[START]
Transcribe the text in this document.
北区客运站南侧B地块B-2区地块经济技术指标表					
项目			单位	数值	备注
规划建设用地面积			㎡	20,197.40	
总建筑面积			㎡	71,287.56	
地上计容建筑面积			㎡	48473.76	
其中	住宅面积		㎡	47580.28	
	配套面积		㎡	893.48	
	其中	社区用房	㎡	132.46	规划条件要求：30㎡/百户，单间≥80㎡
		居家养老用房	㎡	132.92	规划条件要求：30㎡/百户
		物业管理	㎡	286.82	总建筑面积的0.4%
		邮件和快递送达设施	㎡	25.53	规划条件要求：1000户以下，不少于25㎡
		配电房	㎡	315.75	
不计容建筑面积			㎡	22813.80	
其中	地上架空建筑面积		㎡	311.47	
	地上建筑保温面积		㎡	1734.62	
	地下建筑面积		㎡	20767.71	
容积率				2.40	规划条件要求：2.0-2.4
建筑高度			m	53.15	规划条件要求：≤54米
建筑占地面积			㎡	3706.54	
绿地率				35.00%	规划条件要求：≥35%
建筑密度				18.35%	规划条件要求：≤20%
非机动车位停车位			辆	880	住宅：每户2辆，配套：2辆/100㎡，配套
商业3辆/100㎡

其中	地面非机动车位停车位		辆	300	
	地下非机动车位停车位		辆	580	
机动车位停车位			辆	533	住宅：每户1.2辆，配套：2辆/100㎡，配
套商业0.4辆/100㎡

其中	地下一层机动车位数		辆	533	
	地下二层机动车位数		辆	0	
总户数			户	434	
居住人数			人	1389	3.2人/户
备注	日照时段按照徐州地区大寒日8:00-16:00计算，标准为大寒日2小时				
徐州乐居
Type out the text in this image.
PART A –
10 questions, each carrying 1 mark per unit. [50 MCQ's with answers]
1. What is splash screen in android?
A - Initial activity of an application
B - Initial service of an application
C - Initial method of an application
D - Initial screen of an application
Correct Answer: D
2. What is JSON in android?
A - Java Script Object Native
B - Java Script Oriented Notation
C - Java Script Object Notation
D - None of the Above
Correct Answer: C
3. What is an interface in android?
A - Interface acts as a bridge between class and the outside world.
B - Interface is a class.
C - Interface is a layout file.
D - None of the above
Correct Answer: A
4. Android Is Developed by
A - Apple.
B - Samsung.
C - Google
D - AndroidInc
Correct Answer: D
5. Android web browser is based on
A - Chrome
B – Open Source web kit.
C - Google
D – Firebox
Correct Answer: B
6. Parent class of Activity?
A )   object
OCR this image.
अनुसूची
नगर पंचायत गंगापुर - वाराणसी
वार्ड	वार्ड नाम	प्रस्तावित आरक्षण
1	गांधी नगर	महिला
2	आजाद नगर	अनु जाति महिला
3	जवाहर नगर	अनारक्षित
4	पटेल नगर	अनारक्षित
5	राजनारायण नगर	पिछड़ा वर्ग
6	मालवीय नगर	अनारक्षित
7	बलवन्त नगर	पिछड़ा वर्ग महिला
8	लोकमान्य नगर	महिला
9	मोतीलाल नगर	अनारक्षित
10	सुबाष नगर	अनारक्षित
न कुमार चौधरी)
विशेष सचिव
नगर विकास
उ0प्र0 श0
[END]
From the entries above, select each line containing the string "Script".

*Written response*.
A - Java Script Object Native
B - Java Script Oriented Notation
C - Java Script Object Notation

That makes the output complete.